▶ [Exercise task]: Every entry below should be repeated exactly; the pictures should not.

===============

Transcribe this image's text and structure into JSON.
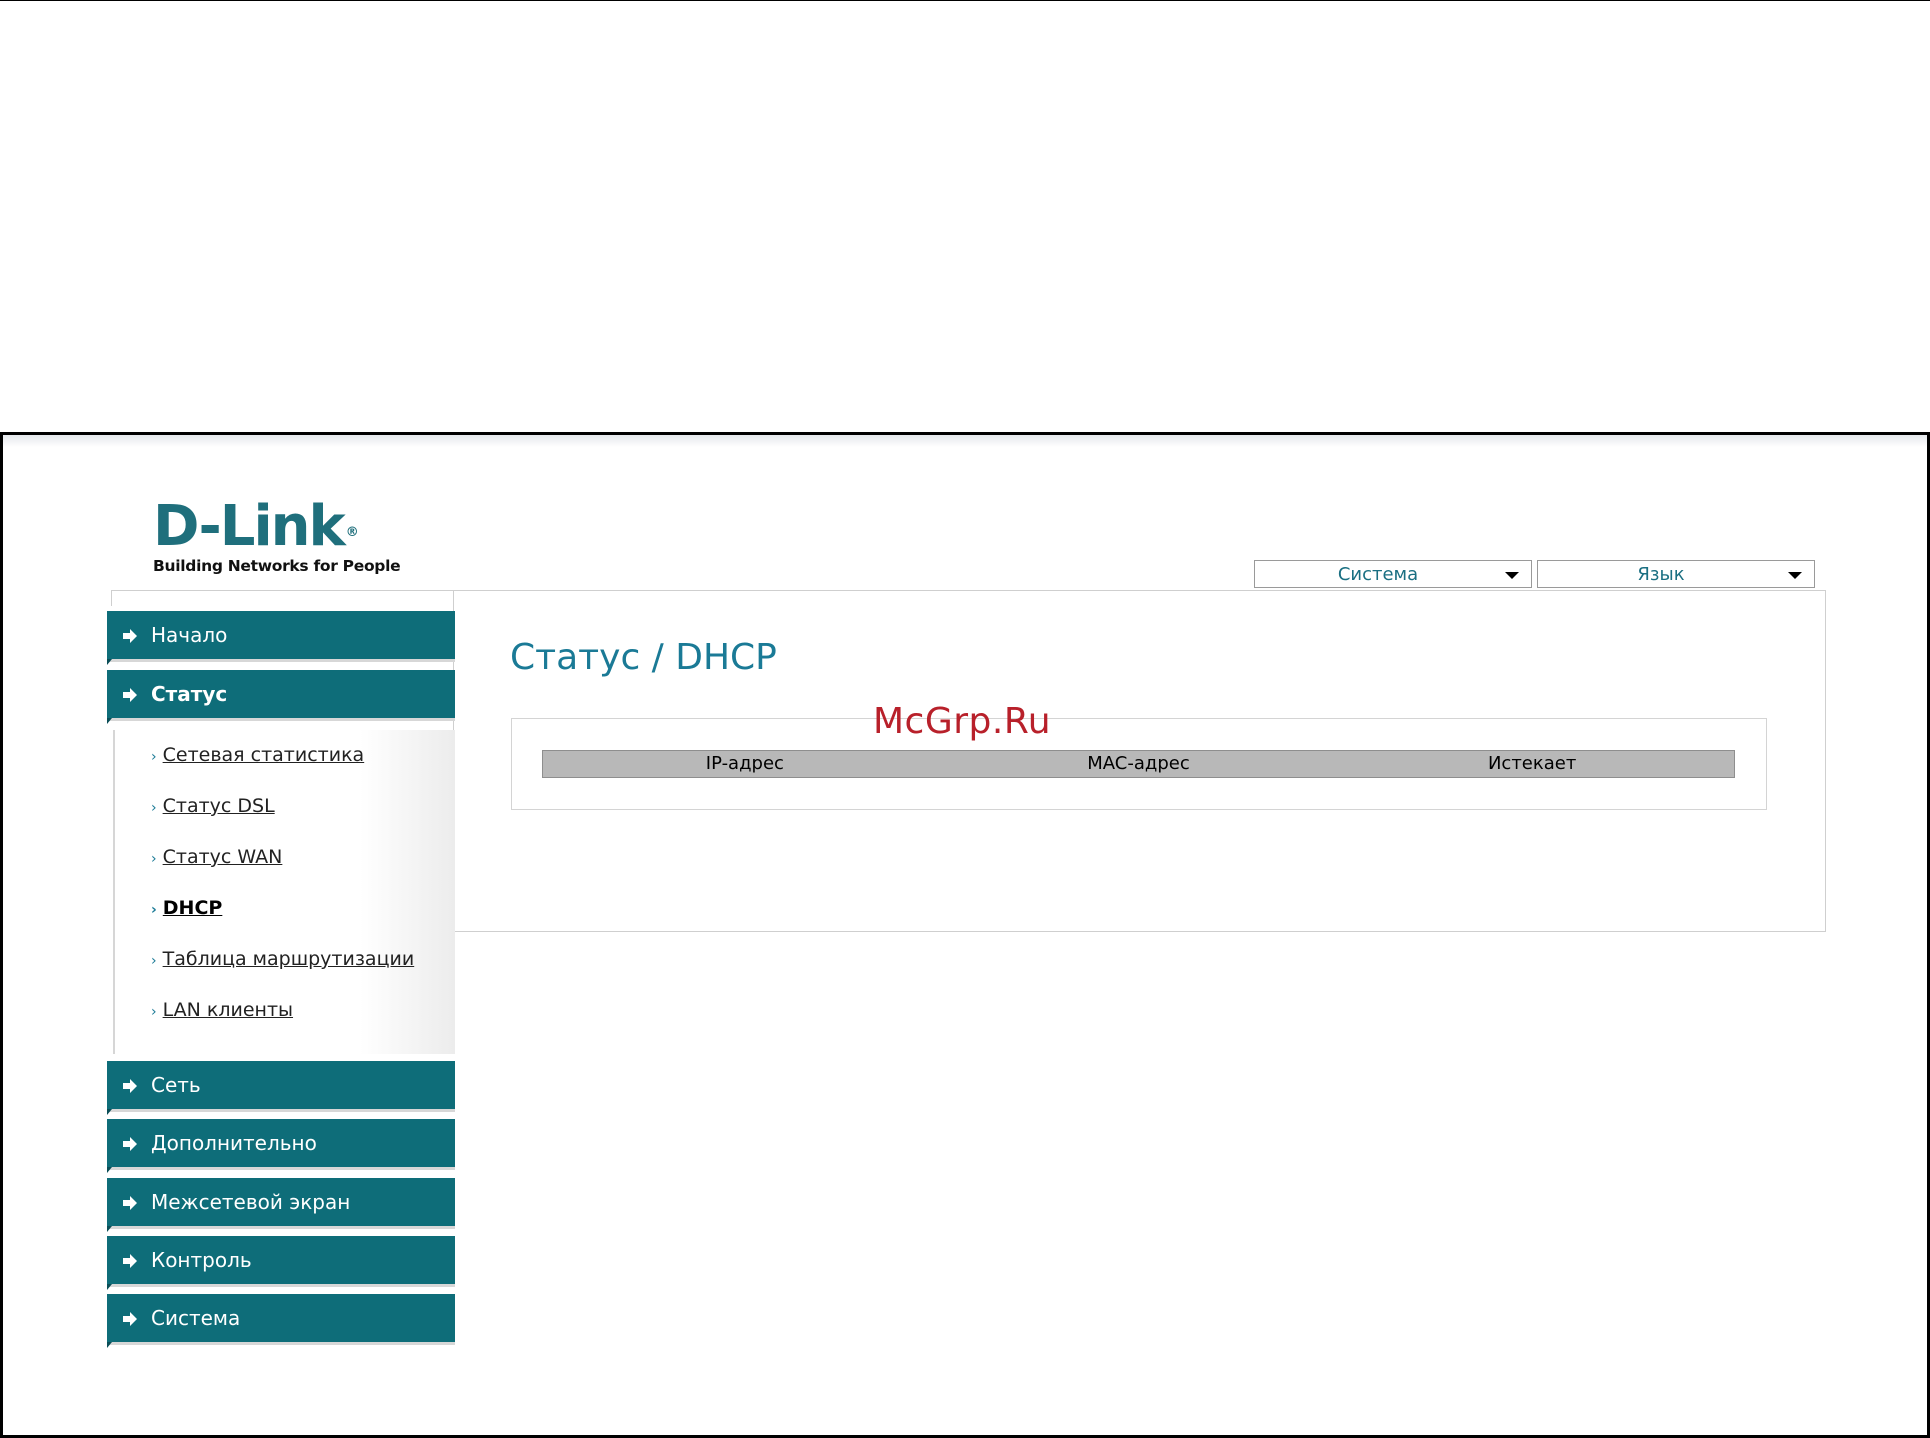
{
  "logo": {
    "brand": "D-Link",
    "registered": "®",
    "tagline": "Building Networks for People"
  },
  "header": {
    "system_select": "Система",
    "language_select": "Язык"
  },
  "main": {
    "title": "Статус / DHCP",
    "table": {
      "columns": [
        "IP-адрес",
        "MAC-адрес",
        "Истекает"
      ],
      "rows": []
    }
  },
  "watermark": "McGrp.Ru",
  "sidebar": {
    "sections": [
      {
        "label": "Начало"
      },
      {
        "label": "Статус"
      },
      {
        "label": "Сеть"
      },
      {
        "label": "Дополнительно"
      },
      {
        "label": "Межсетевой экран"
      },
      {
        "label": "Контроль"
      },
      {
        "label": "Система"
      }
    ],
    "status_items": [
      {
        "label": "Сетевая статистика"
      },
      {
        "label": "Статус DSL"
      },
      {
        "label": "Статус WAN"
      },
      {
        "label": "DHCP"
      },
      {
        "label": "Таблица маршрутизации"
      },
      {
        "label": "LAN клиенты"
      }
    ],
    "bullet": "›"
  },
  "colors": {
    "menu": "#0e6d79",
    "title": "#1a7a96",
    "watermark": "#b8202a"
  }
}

===============

▶ [Full solution]:
Transcribe this image's text and structure into JSON.
{
  "logo": {
    "brand": "D-Link",
    "registered": "®",
    "tagline": "Building Networks for People"
  },
  "header": {
    "system_select": "Система",
    "language_select": "Язык"
  },
  "main": {
    "title": "Статус / DHCP",
    "table": {
      "columns": [
        "IP-адрес",
        "MAC-адрес",
        "Истекает"
      ],
      "rows": []
    }
  },
  "watermark": "McGrp.Ru",
  "sidebar": {
    "sections": [
      {
        "label": "Начало"
      },
      {
        "label": "Статус"
      },
      {
        "label": "Сеть"
      },
      {
        "label": "Дополнительно"
      },
      {
        "label": "Межсетевой экран"
      },
      {
        "label": "Контроль"
      },
      {
        "label": "Система"
      }
    ],
    "status_items": [
      {
        "label": "Сетевая статистика"
      },
      {
        "label": "Статус DSL"
      },
      {
        "label": "Статус WAN"
      },
      {
        "label": "DHCP"
      },
      {
        "label": "Таблица маршрутизации"
      },
      {
        "label": "LAN клиенты"
      }
    ],
    "bullet": "›"
  },
  "colors": {
    "menu": "#0e6d79",
    "title": "#1a7a96",
    "watermark": "#b8202a"
  }
}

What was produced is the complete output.